╭─ Record list

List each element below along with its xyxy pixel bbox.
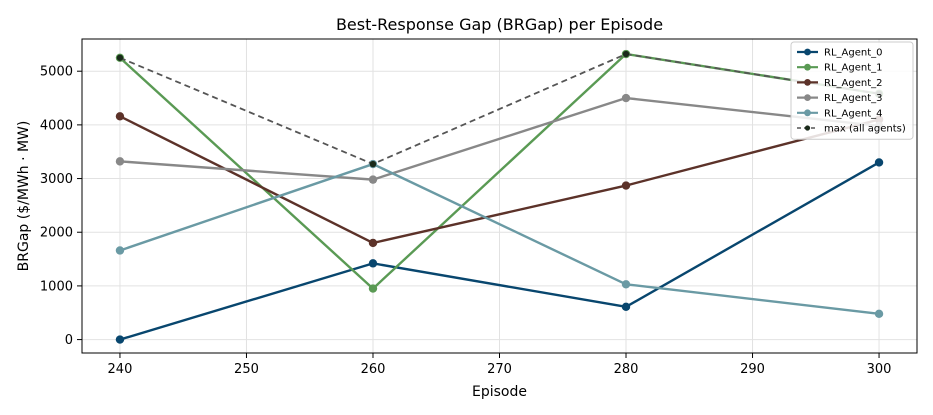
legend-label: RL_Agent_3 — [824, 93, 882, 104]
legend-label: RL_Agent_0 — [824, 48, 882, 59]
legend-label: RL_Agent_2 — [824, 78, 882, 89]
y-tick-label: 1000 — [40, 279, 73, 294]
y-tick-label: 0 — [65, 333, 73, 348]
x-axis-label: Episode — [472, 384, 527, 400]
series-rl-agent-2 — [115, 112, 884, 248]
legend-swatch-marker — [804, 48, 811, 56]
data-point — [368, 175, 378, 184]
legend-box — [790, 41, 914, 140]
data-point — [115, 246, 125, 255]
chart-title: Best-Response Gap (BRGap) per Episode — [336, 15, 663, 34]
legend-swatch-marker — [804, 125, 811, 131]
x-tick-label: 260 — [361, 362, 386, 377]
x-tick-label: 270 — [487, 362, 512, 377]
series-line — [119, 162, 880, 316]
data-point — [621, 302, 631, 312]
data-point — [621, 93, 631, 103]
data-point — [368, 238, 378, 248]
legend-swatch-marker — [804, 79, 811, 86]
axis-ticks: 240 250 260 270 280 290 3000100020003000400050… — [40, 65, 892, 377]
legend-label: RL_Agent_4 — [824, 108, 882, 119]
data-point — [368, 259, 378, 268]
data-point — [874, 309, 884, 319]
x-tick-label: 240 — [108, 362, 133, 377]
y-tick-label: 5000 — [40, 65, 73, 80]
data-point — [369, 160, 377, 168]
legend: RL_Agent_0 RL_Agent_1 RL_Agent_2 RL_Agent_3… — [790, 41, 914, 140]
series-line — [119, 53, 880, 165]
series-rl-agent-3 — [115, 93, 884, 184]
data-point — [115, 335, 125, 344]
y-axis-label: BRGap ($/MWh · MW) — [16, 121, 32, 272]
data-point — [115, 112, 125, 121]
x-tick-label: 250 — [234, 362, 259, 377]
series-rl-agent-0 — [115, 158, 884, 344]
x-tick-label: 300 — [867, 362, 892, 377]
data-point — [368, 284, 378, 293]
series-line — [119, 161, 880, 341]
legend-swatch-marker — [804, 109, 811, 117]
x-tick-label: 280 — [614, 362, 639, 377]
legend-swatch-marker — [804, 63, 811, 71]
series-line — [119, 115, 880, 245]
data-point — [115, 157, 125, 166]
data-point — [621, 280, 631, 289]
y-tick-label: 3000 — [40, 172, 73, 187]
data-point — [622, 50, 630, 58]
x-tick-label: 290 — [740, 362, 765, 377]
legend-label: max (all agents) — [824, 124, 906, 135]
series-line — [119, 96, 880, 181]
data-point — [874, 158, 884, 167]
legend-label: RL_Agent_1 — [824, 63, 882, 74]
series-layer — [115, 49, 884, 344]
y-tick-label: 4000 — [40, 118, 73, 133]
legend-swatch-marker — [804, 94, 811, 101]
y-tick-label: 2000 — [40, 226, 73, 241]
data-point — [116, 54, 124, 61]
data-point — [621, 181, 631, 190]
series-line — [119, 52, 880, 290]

╰─

• _Exercise prompt_: Copy the lines above with "data-point" swapped for "data-marker" at every occurrence and nothing else altered. Leave the picture out of your answer.

• _Right answer_:
List each element below along with its xyxy pixel bbox.
legend-label: RL_Agent_3 — [824, 93, 882, 104]
legend-label: RL_Agent_0 — [824, 48, 882, 59]
legend-label: RL_Agent_2 — [824, 78, 882, 89]
y-tick-label: 1000 — [40, 279, 73, 294]
y-tick-label: 0 — [65, 333, 73, 348]
x-axis-label: Episode — [472, 384, 527, 400]
series-rl-agent-2 — [115, 112, 884, 248]
legend-swatch-marker — [804, 48, 811, 56]
data-marker — [368, 175, 378, 184]
legend-box — [790, 41, 914, 140]
data-marker — [115, 246, 125, 255]
chart-title: Best-Response Gap (BRGap) per Episode — [336, 15, 663, 34]
legend-swatch-marker — [804, 125, 811, 131]
x-tick-label: 260 — [361, 362, 386, 377]
x-tick-label: 270 — [487, 362, 512, 377]
series-line — [119, 162, 880, 316]
data-marker — [621, 302, 631, 312]
data-marker — [621, 93, 631, 103]
data-marker — [368, 238, 378, 248]
legend-swatch-marker — [804, 79, 811, 86]
axis-ticks: 240 250 260 270 280 290 3000100020003000400050… — [40, 65, 892, 377]
legend-label: RL_Agent_4 — [824, 108, 882, 119]
data-marker — [368, 259, 378, 268]
data-marker — [874, 309, 884, 319]
x-tick-label: 240 — [108, 362, 133, 377]
y-tick-label: 5000 — [40, 65, 73, 80]
data-marker — [369, 160, 377, 168]
legend: RL_Agent_0 RL_Agent_1 RL_Agent_2 RL_Agent_3… — [790, 41, 914, 140]
series-line — [119, 53, 880, 165]
series-rl-agent-3 — [115, 93, 884, 184]
data-marker — [115, 335, 125, 344]
y-axis-label: BRGap ($/MWh · MW) — [16, 121, 32, 272]
data-marker — [115, 112, 125, 121]
x-tick-label: 250 — [234, 362, 259, 377]
series-rl-agent-0 — [115, 158, 884, 344]
x-tick-label: 300 — [867, 362, 892, 377]
data-marker — [368, 284, 378, 293]
series-line — [119, 161, 880, 341]
legend-swatch-marker — [804, 109, 811, 117]
x-tick-label: 280 — [614, 362, 639, 377]
legend-swatch-marker — [804, 63, 811, 71]
series-line — [119, 115, 880, 245]
data-marker — [115, 157, 125, 166]
data-marker — [621, 280, 631, 289]
y-tick-label: 3000 — [40, 172, 73, 187]
data-marker — [622, 50, 630, 58]
x-tick-label: 290 — [740, 362, 765, 377]
legend-label: max (all agents) — [824, 124, 906, 135]
series-line — [119, 96, 880, 181]
data-marker — [874, 158, 884, 167]
legend-label: RL_Agent_1 — [824, 63, 882, 74]
series-layer — [115, 49, 884, 344]
y-tick-label: 4000 — [40, 118, 73, 133]
legend-swatch-marker — [804, 94, 811, 101]
y-tick-label: 2000 — [40, 226, 73, 241]
data-marker — [116, 54, 124, 61]
data-marker — [621, 181, 631, 190]
series-line — [119, 52, 880, 290]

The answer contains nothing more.